> **What you will do**: Say the number of lines containing the string "微机外观等", and say nothing else.

Extracted data entries:
** begin **

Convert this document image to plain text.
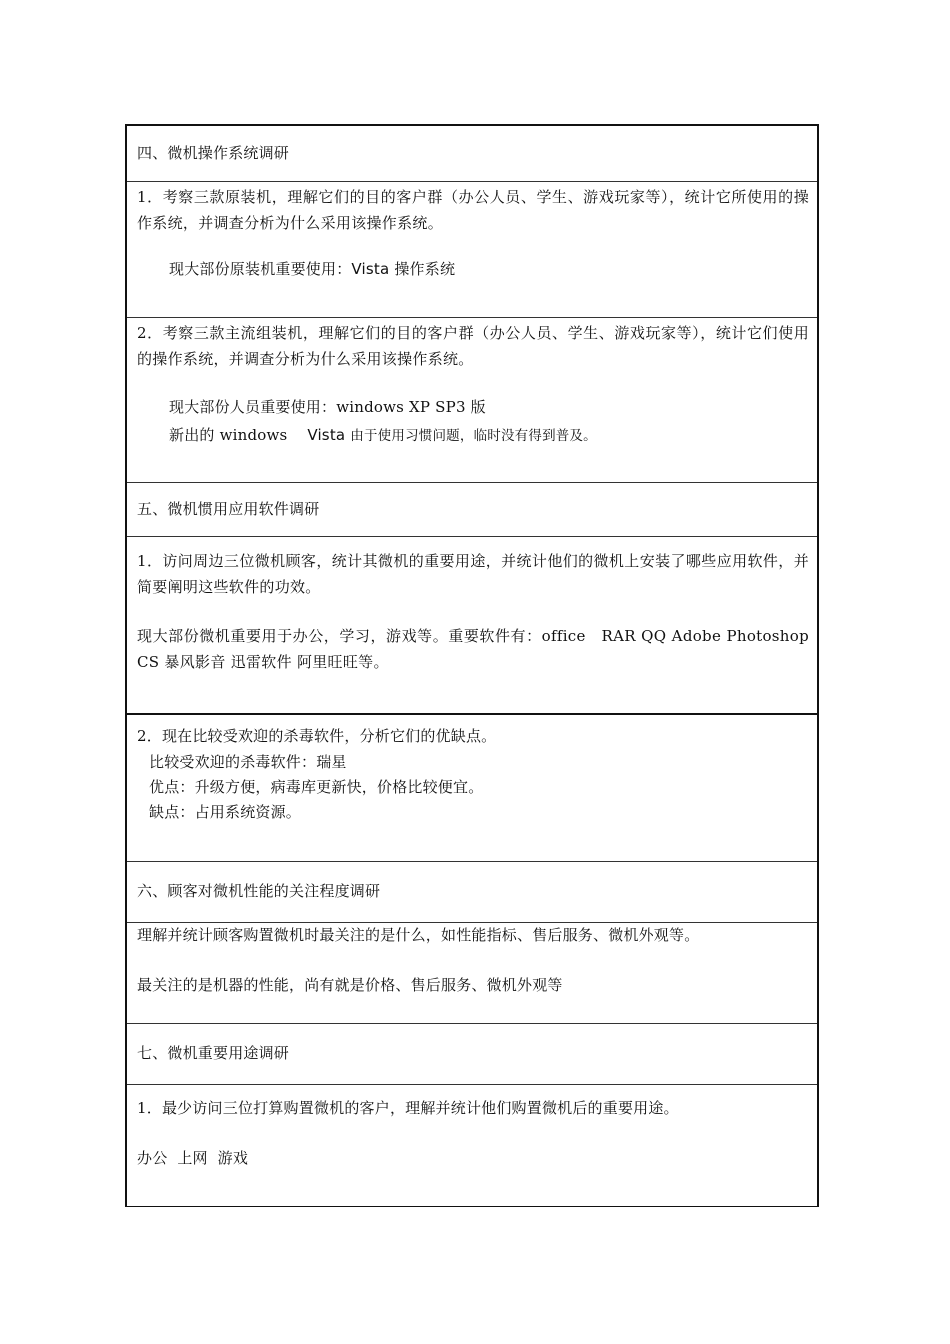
四、微机操作系统调研
1．考察三款原装机，理解它们的目的客户群（办公人员、学生、游戏玩家等），统计它所使用的操作系统，并调查分析为什么采用该操作系统。
现大部份原装机重要使用：Vista 操作系统
2．考察三款主流组装机，理解它们的目的客户群（办公人员、学生、游戏玩家等），统计它们使用的操作系统，并调查分析为什么采用该操作系统。
现大部份人员重要使用：windows XP SP3 版
新出的 windows Vista 由于使用习惯问题，临时没有得到普及。
五、微机惯用应用软件调研
1．访问周边三位微机顾客，统计其微机的重要用途，并统计他们的微机上安装了哪些应用软件，并简要阐明这些软件的功效。
现大部份微机重要用于办公，学习，游戏等。重要软件有：office　RAR QQ Adobe Photoshop CS 暴风影音 迅雷软件 阿里旺旺等。
2．现在比较受欢迎的杀毒软件，分析它们的优缺点。
比较受欢迎的杀毒软件：瑞星
优点：升级方便，病毒库更新快，价格比较便宜。
缺点：占用系统资源。
六、顾客对微机性能的关注程度调研
理解并统计顾客购置微机时最关注的是什么，如性能指标、售后服务、微机外观等。
最关注的是机器的性能，尚有就是价格、售后服务、微机外观等
七、微机重要用途调研
1．最少访问三位打算购置微机的客户，理解并统计他们购置微机后的重要用途。
办公  上网  游戏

** end **

> **Expected answer**: 2